[Start of TASK DATA]

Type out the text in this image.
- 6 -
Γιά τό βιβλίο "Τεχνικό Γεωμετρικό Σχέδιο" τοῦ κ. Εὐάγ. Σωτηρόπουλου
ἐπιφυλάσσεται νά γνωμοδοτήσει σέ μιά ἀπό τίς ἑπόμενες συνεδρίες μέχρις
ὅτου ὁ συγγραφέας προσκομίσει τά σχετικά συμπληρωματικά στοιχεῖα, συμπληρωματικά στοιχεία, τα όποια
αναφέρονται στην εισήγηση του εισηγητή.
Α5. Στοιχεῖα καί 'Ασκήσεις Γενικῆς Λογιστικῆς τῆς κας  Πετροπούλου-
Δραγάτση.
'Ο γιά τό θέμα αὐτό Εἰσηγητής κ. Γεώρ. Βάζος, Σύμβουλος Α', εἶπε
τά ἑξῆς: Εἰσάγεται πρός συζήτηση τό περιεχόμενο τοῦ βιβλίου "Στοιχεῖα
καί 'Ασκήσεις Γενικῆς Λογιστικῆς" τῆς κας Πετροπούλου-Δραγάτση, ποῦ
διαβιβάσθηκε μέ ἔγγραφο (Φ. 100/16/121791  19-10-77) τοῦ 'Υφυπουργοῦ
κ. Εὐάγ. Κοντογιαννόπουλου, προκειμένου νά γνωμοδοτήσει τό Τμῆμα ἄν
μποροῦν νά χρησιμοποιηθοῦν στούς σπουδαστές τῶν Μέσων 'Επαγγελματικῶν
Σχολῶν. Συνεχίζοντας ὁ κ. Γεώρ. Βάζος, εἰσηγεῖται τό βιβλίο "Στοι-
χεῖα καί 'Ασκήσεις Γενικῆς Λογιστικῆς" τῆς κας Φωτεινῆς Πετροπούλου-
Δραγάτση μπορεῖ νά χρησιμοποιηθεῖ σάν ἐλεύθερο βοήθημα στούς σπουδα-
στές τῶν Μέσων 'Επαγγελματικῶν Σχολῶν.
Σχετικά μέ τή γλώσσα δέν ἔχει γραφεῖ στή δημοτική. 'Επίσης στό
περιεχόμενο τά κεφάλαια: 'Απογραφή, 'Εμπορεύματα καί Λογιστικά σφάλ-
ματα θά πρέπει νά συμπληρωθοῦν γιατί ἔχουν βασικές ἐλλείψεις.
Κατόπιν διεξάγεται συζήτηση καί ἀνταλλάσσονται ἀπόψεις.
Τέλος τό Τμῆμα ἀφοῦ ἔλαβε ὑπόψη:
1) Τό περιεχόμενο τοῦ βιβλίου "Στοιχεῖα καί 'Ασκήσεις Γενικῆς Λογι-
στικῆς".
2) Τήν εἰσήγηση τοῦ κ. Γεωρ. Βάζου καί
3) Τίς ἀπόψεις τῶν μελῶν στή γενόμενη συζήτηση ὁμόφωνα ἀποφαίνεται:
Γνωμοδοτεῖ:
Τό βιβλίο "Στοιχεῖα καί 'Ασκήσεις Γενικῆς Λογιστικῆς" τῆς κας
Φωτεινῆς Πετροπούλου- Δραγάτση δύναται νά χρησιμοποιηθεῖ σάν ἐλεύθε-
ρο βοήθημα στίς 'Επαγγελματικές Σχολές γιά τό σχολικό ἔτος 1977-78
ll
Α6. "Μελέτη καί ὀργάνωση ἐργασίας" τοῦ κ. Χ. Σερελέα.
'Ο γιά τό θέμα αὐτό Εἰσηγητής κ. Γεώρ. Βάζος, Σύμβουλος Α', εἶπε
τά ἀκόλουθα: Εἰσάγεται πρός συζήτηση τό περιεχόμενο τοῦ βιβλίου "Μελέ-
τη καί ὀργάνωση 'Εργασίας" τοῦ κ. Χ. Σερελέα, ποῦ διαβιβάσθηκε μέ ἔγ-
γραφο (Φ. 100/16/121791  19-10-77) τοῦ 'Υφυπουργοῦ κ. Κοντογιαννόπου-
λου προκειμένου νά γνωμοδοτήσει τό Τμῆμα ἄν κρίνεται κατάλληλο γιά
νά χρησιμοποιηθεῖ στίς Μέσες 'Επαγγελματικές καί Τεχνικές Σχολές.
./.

[End of TASK DATA]

- [THE EXERCISE]
Output the full listing exactly as it stands.

- [PROBLEM SOLUTION]
Type out the text in this image.
- 6 -
Γιά τό βιβλίο "Τεχνικό Γεωμετρικό Σχέδιο" τοῦ κ. Εὐάγ. Σωτηρόπουλου
ἐπιφυλάσσεται νά γνωμοδοτήσει σέ μιά ἀπό τίς ἑπόμενες συνεδρίες μέχρις
ὅτου ὁ συγγραφέας προσκομίσει τά σχετικά συμπληρωματικά στοιχεῖα, συμπληρωματικά στοιχεία, τα όποια
αναφέρονται στην εισήγηση του εισηγητή.
Α5. Στοιχεῖα καί 'Ασκήσεις Γενικῆς Λογιστικῆς τῆς κας  Πετροπούλου-
Δραγάτση.
'Ο γιά τό θέμα αὐτό Εἰσηγητής κ. Γεώρ. Βάζος, Σύμβουλος Α', εἶπε
τά ἑξῆς: Εἰσάγεται πρός συζήτηση τό περιεχόμενο τοῦ βιβλίου "Στοιχεῖα
καί 'Ασκήσεις Γενικῆς Λογιστικῆς" τῆς κας Πετροπούλου-Δραγάτση, ποῦ
διαβιβάσθηκε μέ ἔγγραφο (Φ. 100/16/121791  19-10-77) τοῦ 'Υφυπουργοῦ
κ. Εὐάγ. Κοντογιαννόπουλου, προκειμένου νά γνωμοδοτήσει τό Τμῆμα ἄν
μποροῦν νά χρησιμοποιηθοῦν στούς σπουδαστές τῶν Μέσων 'Επαγγελματικῶν
Σχολῶν. Συνεχίζοντας ὁ κ. Γεώρ. Βάζος, εἰσηγεῖται τό βιβλίο "Στοι-
χεῖα καί 'Ασκήσεις Γενικῆς Λογιστικῆς" τῆς κας Φωτεινῆς Πετροπούλου-
Δραγάτση μπορεῖ νά χρησιμοποιηθεῖ σάν ἐλεύθερο βοήθημα στούς σπουδα-
στές τῶν Μέσων 'Επαγγελματικῶν Σχολῶν.
Σχετικά μέ τή γλώσσα δέν ἔχει γραφεῖ στή δημοτική. 'Επίσης στό
περιεχόμενο τά κεφάλαια: 'Απογραφή, 'Εμπορεύματα καί Λογιστικά σφάλ-
ματα θά πρέπει νά συμπληρωθοῦν γιατί ἔχουν βασικές ἐλλείψεις.
Κατόπιν διεξάγεται συζήτηση καί ἀνταλλάσσονται ἀπόψεις.
Τέλος τό Τμῆμα ἀφοῦ ἔλαβε ὑπόψη:
1) Τό περιεχόμενο τοῦ βιβλίου "Στοιχεῖα καί 'Ασκήσεις Γενικῆς Λογι-
στικῆς".
2) Τήν εἰσήγηση τοῦ κ. Γεωρ. Βάζου καί
3) Τίς ἀπόψεις τῶν μελῶν στή γενόμενη συζήτηση ὁμόφωνα ἀποφαίνεται:
Γνωμοδοτεῖ:
Τό βιβλίο "Στοιχεῖα καί 'Ασκήσεις Γενικῆς Λογιστικῆς" τῆς κας
Φωτεινῆς Πετροπούλου- Δραγάτση δύναται νά χρησιμοποιηθεῖ σάν ἐλεύθε-
ρο βοήθημα στίς 'Επαγγελματικές Σχολές γιά τό σχολικό ἔτος 1977-78
ll
Α6. "Μελέτη καί ὀργάνωση ἐργασίας" τοῦ κ. Χ. Σερελέα.
'Ο γιά τό θέμα αὐτό Εἰσηγητής κ. Γεώρ. Βάζος, Σύμβουλος Α', εἶπε
τά ἀκόλουθα: Εἰσάγεται πρός συζήτηση τό περιεχόμενο τοῦ βιβλίου "Μελέ-
τη καί ὀργάνωση 'Εργασίας" τοῦ κ. Χ. Σερελέα, ποῦ διαβιβάσθηκε μέ ἔγ-
γραφο (Φ. 100/16/121791  19-10-77) τοῦ 'Υφυπουργοῦ κ. Κοντογιαννόπου-
λου προκειμένου νά γνωμοδοτήσει τό Τμῆμα ἄν κρίνεται κατάλληλο γιά
νά χρησιμοποιηθεῖ στίς Μέσες 'Επαγγελματικές καί Τεχνικές Σχολές.
./.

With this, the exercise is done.